:: The tasks ::
[a] According to the forum thread on choosing computer parts, how long is the warranty on the WD Black Series drive?
[b] In the forum thread on choosing computer parts, why does Tyree suggest replacing the ASRock motherboard with an Asus or Gigabyte board?
[c] Continue the forum thread on choosing computer parts from the point where it stops.

:: Extract ::

------------------------------

Remember that if you intend to use more than 4 GB of RAM you need to install a 64-bit OS.


----------



## Tyree (May 10, 2009)

My first suggestion would be to replace the ASRock with an Asus or Gigabyte.
Top quality Mobo's are much less likely to have compatibility issues with top quality RAM. 
4GB (2X2) is more than enough for any games and most apps. I prefer G.Skill-Mushkin-Corsair for performance. If you stay with the ASRock Mobo, DDR3 1600/1333/1066.
The Raptor is not a good bang for buck. A 32MB Cache drive will render as good as if not equal performance. The WD Black Series has a 5 yr. warranty.


----------



## Rich-M (May 2, 2007)

As Rock boards are designed by Asus but built usually by a real crap maker ECS so I would concur with Tyree on the boards, though personally I have had little luck with Asus boards for the last several years returning so many as they got more and more popular. I have never had a bad Biostar board and they have low end and high end boards and have for some time and Gigabyte has always been "top shelf" and quite desirable.
As for hard drives, I have used Raptor drives as my main hard drive for years and the newest finally are Sata II and performance blows out 32 meg cache Wd or any other drives IMHO. There are also 6.0 Raptor sata drives now as well. Actually I have never seen a bit of difference in normal hard drives from 2 meg cache all the way to 64 bit over the years but the Raptor stands out to me as the fastest drive and always has, short of scsi drives.


----------



## MPR (Aug 28, 2010)

If I were going purchase an 1155/Z68 motherboard _today _this is probably the one I'd get. However, had I not just built a system recently and was planning to do so now I'd spend a couple of weeks reading reviews (especially those in the forums of people who actually have said motherboard) and building on paper before I committed.

Newegg.com - GIGABYTE GA-Z68X-UD4-B3 LGA 1155 Intel Z68 SATA 6Gb/s USB 3.0 ATX Intel Motherboard

Might I suggest that you download and read the motherboard manuals for two or three boards that you are considering and compare their features and layouts.


----------



## Niram (Jun 20, 2009)

Newegg.com - ASUS P8Z68-V LGA 1155 Intel Z68 HDMI SATA 6Gb/s USB 3.0 ATX Intel Motherboard

I'd get this one and I actually will in a week or so :laugh:


----------



## MPR (Aug 28, 2010)

------------------------------

:: Information shown ::
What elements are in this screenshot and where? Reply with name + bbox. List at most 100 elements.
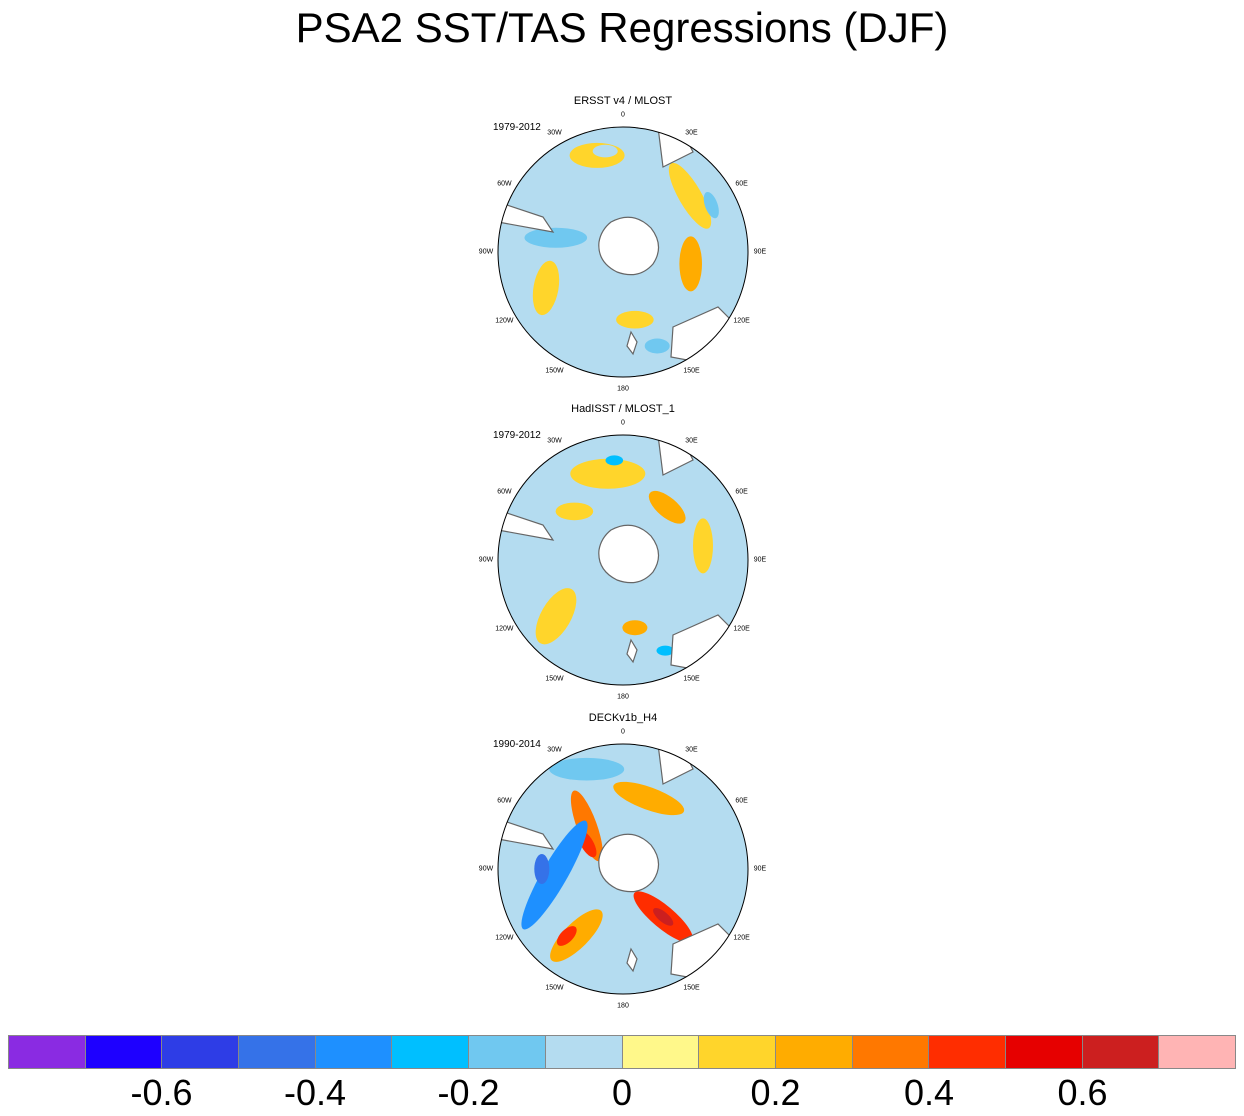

------------------------------

:: Answer set ::
[a] The WD Black Series has a five-year warranty.

[b] Tyree says that top-quality motherboards are much less likely to have compatibility issues with top-quality RAM. For that reason, Tyree's first suggestion is to swap the ASRock for an Asus or Gigabyte board.

[c]
I used to build with ASUS but have migrated over to Gigabyte as I like their double-thick circuit traces. Also, for my last refurbish build I liked the way that the board I chose still had ports for several legacy devices (for a completely new build this is not really an issue). However, like the techs here (who have built a lot more than me) have said -- either is good.


----------



## Niram (Jun 20, 2009)

It all depends what do you want to do with the computer. Some might need the PS/2 port that the Gigabyte board has, some might need a load of extra USB ports that the Asus board has.

But generally this Asus board has lots of features which proved to be stable and useful in many different aspects while the Gigabyte one has some issues with voltages and MOSFET cooling


----------



## M107A1 (Jul 26, 2011)

Well what I actually am looking for is for a good mobo with easy to reach sata ports space for a good gpu. Not having to replace the CPU a couple if data ports USB pci. Just a bit over average mobo. I think I'm interested in that asus mobo. Do u guys no the quality and the reliability of it? Would I have to change anything in my rig if I get it?


----------



## M107A1 (Jul 26, 2011)

M107A1 said:


> Well what I actually am looking for is for a good mobo with easy to reach sata ports space for a good gpu. Not having to replace the CPU a couple if data ports USB pci. Just a bit over average mobo. I think I'm interested in that asus mobo. Do u guys no the quality and the reliability of it? Would I have to change anything in my rig if I get it?


What type of ram should I get I really want 8gb dual channel


----------



## Niram (Jun 20, 2009)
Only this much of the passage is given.